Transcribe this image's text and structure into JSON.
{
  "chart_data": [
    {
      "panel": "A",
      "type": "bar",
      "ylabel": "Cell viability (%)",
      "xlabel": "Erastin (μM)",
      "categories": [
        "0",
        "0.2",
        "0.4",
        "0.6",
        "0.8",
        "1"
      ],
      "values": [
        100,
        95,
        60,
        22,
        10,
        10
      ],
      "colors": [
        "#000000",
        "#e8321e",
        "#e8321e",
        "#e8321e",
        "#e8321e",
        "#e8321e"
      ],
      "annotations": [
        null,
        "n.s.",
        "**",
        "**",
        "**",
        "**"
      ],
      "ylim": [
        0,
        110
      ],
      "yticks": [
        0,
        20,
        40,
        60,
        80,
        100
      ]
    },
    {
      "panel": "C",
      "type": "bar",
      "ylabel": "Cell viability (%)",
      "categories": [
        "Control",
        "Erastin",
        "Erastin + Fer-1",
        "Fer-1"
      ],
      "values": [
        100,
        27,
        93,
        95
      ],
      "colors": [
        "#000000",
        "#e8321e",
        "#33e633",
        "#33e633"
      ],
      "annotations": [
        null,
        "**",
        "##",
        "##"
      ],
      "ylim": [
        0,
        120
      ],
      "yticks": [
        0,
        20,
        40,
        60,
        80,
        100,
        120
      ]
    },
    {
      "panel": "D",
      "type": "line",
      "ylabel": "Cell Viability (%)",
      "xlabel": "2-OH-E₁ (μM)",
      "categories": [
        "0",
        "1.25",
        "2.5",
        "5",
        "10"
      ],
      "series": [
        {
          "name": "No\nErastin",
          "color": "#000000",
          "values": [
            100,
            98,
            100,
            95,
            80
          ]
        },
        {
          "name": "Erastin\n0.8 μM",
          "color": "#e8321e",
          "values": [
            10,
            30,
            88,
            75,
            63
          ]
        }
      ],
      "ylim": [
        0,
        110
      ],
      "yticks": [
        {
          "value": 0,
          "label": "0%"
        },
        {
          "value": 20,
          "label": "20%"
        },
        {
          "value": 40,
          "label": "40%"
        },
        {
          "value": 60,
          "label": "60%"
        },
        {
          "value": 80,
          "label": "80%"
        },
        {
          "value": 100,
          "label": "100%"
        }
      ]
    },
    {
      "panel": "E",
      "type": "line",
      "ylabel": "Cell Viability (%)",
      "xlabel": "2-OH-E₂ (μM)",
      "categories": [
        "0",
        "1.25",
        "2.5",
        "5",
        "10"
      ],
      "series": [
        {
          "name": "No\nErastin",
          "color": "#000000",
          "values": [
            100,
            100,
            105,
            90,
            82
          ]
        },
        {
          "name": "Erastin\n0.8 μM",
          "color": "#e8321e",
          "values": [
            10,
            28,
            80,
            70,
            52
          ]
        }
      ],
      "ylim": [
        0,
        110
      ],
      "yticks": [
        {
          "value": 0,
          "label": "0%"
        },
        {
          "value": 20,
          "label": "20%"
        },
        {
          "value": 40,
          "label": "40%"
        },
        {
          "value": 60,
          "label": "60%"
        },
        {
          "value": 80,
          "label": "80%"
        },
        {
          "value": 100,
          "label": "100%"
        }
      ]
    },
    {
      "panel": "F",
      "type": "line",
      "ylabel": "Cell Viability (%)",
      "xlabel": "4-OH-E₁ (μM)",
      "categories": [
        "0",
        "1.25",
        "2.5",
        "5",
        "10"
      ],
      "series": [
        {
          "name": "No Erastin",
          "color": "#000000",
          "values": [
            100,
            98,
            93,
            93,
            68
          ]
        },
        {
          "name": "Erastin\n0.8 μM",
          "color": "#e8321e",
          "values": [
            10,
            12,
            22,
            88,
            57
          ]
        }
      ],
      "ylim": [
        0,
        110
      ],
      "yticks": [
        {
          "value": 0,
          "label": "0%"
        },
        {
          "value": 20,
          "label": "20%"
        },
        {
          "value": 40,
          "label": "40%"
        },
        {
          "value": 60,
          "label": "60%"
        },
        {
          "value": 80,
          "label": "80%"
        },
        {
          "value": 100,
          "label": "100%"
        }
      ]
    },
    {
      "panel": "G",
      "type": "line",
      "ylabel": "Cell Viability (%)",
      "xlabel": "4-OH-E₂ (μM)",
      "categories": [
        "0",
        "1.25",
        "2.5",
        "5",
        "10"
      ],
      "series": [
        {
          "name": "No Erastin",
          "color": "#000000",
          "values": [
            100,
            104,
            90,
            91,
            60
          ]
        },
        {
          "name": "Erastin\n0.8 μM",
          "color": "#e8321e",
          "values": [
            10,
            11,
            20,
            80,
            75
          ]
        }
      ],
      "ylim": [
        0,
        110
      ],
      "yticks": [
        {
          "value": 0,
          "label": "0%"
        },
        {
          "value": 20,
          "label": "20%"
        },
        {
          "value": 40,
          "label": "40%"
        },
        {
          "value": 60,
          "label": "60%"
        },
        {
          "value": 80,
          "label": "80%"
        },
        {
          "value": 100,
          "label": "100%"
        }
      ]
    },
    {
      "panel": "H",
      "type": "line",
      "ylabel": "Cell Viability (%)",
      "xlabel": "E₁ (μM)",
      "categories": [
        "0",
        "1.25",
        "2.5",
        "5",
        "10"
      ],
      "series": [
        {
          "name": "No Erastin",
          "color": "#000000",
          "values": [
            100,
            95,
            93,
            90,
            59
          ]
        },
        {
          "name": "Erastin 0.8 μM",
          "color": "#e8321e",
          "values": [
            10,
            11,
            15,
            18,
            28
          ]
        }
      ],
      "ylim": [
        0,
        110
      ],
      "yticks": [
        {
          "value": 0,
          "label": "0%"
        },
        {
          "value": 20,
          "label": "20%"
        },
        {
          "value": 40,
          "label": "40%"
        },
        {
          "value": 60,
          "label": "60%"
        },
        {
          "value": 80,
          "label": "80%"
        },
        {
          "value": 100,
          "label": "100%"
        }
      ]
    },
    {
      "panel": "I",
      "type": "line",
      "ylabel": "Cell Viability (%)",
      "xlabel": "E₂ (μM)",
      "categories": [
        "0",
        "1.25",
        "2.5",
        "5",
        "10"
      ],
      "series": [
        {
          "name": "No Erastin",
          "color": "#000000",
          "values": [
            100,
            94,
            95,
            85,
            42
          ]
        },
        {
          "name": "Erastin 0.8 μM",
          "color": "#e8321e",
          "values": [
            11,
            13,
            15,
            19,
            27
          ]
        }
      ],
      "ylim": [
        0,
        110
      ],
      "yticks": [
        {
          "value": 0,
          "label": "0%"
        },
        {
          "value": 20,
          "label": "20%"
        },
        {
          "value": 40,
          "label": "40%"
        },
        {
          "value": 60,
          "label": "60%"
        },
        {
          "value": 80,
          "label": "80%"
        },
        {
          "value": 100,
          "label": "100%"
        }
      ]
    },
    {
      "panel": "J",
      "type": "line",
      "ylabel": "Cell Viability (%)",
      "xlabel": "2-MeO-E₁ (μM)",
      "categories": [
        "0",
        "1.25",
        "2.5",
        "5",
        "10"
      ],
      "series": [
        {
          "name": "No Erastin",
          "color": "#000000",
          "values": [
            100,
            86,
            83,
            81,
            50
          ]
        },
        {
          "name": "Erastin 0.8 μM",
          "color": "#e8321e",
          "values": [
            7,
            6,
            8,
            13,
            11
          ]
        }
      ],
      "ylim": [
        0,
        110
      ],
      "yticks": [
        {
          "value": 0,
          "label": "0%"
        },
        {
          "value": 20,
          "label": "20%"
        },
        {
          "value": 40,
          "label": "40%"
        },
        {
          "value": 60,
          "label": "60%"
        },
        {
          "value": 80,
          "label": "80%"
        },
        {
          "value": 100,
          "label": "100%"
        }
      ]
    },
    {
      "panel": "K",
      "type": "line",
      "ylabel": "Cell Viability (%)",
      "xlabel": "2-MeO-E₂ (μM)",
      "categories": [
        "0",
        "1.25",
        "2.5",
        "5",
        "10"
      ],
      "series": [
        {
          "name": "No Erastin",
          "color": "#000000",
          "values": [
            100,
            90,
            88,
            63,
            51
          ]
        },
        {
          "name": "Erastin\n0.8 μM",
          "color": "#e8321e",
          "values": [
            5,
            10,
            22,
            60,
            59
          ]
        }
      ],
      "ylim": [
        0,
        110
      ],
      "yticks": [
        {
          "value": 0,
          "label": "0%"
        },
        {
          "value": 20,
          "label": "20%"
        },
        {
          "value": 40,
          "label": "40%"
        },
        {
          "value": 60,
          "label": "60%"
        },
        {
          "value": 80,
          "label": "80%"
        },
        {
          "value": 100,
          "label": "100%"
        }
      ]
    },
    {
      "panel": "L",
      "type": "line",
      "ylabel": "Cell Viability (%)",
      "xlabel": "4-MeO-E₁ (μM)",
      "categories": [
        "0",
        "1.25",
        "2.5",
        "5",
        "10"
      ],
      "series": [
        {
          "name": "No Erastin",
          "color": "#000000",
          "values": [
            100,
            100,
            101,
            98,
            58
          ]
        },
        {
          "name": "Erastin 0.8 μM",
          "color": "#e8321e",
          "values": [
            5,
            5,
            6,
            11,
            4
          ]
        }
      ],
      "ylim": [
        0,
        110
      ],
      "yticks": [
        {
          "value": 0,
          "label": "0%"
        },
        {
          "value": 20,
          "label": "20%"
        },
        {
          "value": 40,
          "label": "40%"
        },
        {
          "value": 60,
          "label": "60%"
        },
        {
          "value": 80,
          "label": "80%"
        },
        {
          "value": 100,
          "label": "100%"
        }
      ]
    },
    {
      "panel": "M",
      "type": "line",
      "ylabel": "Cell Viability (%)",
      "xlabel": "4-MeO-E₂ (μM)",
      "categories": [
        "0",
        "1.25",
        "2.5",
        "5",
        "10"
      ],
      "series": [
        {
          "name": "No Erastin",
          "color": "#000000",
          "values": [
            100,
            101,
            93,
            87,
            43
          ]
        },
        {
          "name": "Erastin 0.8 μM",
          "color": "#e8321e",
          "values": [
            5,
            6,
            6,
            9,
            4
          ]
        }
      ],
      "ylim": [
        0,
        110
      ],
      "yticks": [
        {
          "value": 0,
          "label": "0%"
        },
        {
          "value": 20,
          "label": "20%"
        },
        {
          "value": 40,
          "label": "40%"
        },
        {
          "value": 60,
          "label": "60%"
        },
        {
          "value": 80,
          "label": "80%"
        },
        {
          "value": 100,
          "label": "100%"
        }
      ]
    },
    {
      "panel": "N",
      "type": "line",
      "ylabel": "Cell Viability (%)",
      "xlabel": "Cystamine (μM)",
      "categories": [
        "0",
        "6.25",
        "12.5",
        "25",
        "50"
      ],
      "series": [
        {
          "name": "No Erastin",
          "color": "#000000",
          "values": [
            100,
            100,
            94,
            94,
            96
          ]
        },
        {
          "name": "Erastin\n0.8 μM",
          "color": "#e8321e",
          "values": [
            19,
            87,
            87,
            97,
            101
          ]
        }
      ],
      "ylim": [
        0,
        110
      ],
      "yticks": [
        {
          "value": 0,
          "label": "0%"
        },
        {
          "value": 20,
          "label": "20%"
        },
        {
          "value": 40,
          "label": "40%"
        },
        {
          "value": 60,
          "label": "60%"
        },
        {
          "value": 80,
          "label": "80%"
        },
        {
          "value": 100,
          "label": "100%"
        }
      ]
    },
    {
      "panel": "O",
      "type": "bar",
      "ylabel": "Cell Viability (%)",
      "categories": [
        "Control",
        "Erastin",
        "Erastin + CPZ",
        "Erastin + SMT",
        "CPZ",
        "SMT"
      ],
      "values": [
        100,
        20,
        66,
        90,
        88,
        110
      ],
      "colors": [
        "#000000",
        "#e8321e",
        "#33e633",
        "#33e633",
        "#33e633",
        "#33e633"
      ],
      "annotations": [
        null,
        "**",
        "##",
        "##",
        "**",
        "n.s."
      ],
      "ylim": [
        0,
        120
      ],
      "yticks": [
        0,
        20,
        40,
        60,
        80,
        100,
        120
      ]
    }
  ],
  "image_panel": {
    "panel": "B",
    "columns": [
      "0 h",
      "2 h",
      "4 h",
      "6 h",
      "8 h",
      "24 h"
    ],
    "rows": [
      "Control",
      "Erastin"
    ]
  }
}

### Work to do
Search the entries for the string "xlabel" and collect each line that has it.

### The output
      "xlabel": "Erastin (μM)",
      "xlabel": "2-OH-E₁ (μM)",
      "xlabel": "2-OH-E₂ (μM)",
      "xlabel": "4-OH-E₁ (μM)",
      "xlabel": "4-OH-E₂ (μM)",
      "xlabel": "E₁ (μM)",
      "xlabel": "E₂ (μM)",
      "xlabel": "2-MeO-E₁ (μM)",
      "xlabel": "2-MeO-E₂ (μM)",
      "xlabel": "4-MeO-E₁ (μM)",
      "xlabel": "4-MeO-E₂ (μM)",
      "xlabel": "Cystamine (μM)",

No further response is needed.